Items from a dataset:
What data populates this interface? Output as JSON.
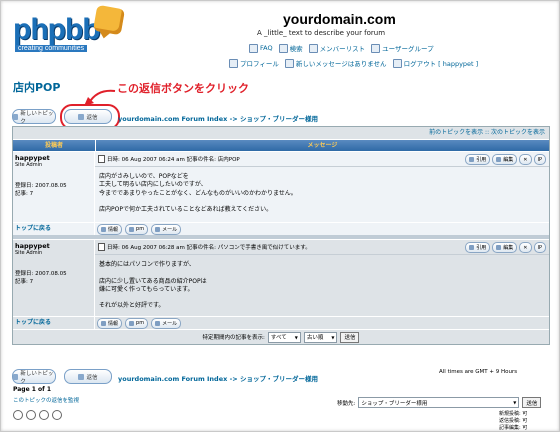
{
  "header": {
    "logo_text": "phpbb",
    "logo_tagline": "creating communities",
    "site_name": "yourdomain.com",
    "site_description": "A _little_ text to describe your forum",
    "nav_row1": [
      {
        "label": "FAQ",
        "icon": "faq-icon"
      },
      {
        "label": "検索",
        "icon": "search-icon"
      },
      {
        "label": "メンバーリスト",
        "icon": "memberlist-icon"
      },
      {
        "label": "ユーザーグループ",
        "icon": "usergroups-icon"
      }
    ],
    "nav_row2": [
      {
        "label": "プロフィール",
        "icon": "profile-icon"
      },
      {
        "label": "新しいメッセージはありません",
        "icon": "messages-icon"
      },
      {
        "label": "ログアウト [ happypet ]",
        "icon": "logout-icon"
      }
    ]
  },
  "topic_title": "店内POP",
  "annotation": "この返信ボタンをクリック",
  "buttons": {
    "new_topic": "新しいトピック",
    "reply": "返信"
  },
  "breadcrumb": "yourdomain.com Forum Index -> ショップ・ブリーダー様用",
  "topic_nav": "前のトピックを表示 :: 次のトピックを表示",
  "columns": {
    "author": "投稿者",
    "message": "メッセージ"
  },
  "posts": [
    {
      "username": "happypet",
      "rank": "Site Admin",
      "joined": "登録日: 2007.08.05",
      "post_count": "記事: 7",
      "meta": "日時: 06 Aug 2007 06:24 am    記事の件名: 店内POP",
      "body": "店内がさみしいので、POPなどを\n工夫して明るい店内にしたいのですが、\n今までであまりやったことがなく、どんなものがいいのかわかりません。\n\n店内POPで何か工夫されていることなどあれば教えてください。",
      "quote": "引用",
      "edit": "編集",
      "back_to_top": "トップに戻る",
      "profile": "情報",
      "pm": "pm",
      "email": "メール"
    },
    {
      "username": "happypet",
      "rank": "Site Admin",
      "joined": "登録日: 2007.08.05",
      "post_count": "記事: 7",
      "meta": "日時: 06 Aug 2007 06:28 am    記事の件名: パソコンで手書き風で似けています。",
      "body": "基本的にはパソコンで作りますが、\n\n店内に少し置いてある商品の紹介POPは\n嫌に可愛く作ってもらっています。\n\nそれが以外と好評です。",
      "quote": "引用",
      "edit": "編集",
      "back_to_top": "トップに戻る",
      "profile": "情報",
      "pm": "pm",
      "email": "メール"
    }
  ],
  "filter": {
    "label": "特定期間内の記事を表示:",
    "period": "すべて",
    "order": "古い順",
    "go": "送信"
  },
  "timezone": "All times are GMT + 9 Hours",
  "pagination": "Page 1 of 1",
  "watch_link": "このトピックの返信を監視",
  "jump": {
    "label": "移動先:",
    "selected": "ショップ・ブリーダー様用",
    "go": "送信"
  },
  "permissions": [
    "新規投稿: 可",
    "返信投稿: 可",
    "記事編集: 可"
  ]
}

* * *

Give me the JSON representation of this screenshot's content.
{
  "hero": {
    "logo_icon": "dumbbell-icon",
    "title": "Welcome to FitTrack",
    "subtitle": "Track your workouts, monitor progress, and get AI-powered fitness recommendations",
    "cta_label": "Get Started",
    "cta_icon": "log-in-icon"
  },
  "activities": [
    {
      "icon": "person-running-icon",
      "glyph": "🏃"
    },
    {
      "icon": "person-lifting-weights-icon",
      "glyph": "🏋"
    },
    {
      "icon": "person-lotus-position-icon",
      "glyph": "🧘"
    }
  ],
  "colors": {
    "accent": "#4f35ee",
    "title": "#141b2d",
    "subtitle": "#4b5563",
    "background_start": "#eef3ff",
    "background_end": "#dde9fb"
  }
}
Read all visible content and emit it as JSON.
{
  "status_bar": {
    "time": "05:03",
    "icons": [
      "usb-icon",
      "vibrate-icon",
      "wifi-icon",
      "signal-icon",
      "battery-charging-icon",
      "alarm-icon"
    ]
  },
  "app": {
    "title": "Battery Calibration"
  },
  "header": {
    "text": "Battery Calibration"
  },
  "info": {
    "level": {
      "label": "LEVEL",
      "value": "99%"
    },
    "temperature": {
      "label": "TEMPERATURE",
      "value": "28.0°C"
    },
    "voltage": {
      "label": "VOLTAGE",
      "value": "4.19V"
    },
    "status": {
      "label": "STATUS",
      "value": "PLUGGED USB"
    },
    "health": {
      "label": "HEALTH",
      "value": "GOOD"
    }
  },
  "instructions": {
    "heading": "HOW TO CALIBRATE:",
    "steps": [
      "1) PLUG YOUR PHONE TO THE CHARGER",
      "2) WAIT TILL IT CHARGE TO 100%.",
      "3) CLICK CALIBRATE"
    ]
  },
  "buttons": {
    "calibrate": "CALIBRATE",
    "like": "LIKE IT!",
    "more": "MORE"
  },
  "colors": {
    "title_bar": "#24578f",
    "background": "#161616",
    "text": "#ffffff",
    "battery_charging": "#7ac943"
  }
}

> _WHAT YOU ARE ASKED TO DO_
Identify lines with the string "記事の件名". Copy each one.

> _OUTPUT OF THE EXERCISE_
      "meta": "日時: 06 Aug 2007 06:24 am    記事の件名: 店内POP",
      "meta": "日時: 06 Aug 2007 06:28 am    記事の件名: パソコンで手書き風で似けています。",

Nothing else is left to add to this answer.